== What you will do ==
Across the entries below, how many lines contain the string "уровень"? Give only the count.

== Supplied records ==
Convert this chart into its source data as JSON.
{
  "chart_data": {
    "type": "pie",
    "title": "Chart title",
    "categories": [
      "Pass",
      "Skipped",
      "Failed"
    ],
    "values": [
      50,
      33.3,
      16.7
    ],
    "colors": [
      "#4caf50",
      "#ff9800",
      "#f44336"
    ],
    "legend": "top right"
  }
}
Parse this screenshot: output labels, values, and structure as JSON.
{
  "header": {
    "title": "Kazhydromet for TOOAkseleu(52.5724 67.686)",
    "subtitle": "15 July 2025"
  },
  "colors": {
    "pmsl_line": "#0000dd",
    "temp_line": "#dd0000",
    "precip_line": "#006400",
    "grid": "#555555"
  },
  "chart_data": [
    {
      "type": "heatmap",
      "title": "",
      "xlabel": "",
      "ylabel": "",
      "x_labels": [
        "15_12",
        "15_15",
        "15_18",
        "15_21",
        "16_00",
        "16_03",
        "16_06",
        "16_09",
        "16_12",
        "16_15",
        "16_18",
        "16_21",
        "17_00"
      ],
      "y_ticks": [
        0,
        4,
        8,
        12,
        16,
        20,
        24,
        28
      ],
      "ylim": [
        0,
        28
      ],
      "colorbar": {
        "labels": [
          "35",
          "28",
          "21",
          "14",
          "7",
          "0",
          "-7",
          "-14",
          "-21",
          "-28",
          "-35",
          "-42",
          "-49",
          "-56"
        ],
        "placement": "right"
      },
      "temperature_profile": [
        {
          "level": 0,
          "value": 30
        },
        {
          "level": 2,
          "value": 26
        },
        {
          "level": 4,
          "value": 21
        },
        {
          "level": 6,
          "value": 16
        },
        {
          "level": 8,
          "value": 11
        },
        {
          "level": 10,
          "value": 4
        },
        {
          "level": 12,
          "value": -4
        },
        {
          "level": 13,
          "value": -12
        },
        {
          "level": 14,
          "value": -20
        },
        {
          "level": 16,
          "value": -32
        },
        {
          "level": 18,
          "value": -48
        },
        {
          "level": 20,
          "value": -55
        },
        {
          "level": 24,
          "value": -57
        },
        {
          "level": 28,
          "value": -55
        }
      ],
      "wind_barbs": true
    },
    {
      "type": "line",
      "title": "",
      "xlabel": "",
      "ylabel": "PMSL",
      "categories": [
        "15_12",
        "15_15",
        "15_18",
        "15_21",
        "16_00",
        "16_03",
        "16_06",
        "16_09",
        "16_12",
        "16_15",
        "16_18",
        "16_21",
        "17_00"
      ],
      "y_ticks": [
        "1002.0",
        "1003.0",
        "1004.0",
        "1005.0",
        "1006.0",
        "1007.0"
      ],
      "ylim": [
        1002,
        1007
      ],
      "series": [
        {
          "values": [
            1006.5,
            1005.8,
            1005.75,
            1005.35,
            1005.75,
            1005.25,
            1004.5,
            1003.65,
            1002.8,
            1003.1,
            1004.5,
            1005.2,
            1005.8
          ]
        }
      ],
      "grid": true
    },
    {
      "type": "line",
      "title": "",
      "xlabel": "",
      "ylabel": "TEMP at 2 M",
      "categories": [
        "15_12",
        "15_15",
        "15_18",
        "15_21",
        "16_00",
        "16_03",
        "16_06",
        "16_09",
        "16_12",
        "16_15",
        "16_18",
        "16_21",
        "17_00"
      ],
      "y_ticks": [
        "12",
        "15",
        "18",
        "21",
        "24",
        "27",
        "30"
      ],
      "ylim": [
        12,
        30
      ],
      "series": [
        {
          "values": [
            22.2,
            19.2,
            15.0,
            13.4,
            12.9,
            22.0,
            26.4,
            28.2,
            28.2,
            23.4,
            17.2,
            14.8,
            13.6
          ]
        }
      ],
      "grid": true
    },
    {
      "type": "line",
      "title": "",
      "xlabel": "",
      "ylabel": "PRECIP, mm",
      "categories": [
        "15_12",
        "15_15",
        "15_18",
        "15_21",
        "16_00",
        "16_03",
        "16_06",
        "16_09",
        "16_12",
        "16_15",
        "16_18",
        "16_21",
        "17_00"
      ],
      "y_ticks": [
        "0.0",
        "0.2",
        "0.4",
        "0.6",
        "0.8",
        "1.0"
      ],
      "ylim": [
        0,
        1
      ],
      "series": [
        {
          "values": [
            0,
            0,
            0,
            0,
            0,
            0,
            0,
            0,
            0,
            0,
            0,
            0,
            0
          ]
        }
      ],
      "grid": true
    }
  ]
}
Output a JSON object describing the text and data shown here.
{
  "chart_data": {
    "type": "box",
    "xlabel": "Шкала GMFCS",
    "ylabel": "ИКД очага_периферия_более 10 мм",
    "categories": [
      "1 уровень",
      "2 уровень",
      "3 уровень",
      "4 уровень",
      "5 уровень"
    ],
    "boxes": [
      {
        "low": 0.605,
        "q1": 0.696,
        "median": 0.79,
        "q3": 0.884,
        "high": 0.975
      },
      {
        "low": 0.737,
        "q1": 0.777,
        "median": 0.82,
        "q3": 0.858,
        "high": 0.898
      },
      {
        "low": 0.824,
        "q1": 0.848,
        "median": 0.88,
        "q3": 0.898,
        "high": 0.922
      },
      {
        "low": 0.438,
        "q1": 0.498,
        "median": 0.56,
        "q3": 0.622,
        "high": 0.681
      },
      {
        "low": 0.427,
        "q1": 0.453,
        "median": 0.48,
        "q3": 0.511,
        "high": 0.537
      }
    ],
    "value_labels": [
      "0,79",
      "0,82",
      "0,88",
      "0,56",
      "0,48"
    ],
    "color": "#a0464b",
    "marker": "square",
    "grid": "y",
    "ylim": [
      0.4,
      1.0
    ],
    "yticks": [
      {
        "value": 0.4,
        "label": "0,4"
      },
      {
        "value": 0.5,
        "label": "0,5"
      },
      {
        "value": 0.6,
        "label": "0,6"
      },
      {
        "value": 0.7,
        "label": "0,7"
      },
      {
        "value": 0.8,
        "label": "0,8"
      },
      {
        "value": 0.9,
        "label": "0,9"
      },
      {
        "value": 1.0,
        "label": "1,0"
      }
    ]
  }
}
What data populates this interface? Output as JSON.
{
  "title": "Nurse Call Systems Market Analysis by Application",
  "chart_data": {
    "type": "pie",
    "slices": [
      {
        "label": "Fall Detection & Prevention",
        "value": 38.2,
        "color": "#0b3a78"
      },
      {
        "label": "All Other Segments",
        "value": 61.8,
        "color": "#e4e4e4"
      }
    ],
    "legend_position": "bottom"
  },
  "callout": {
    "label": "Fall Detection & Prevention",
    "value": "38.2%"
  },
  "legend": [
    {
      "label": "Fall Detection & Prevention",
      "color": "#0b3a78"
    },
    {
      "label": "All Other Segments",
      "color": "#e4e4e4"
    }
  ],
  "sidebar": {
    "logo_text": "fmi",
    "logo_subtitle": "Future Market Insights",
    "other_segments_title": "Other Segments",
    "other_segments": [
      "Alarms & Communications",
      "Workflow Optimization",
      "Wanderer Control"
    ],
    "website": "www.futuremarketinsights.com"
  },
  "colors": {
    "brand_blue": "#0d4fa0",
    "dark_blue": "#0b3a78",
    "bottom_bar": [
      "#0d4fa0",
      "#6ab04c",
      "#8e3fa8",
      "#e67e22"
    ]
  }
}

== Exercise output ==
5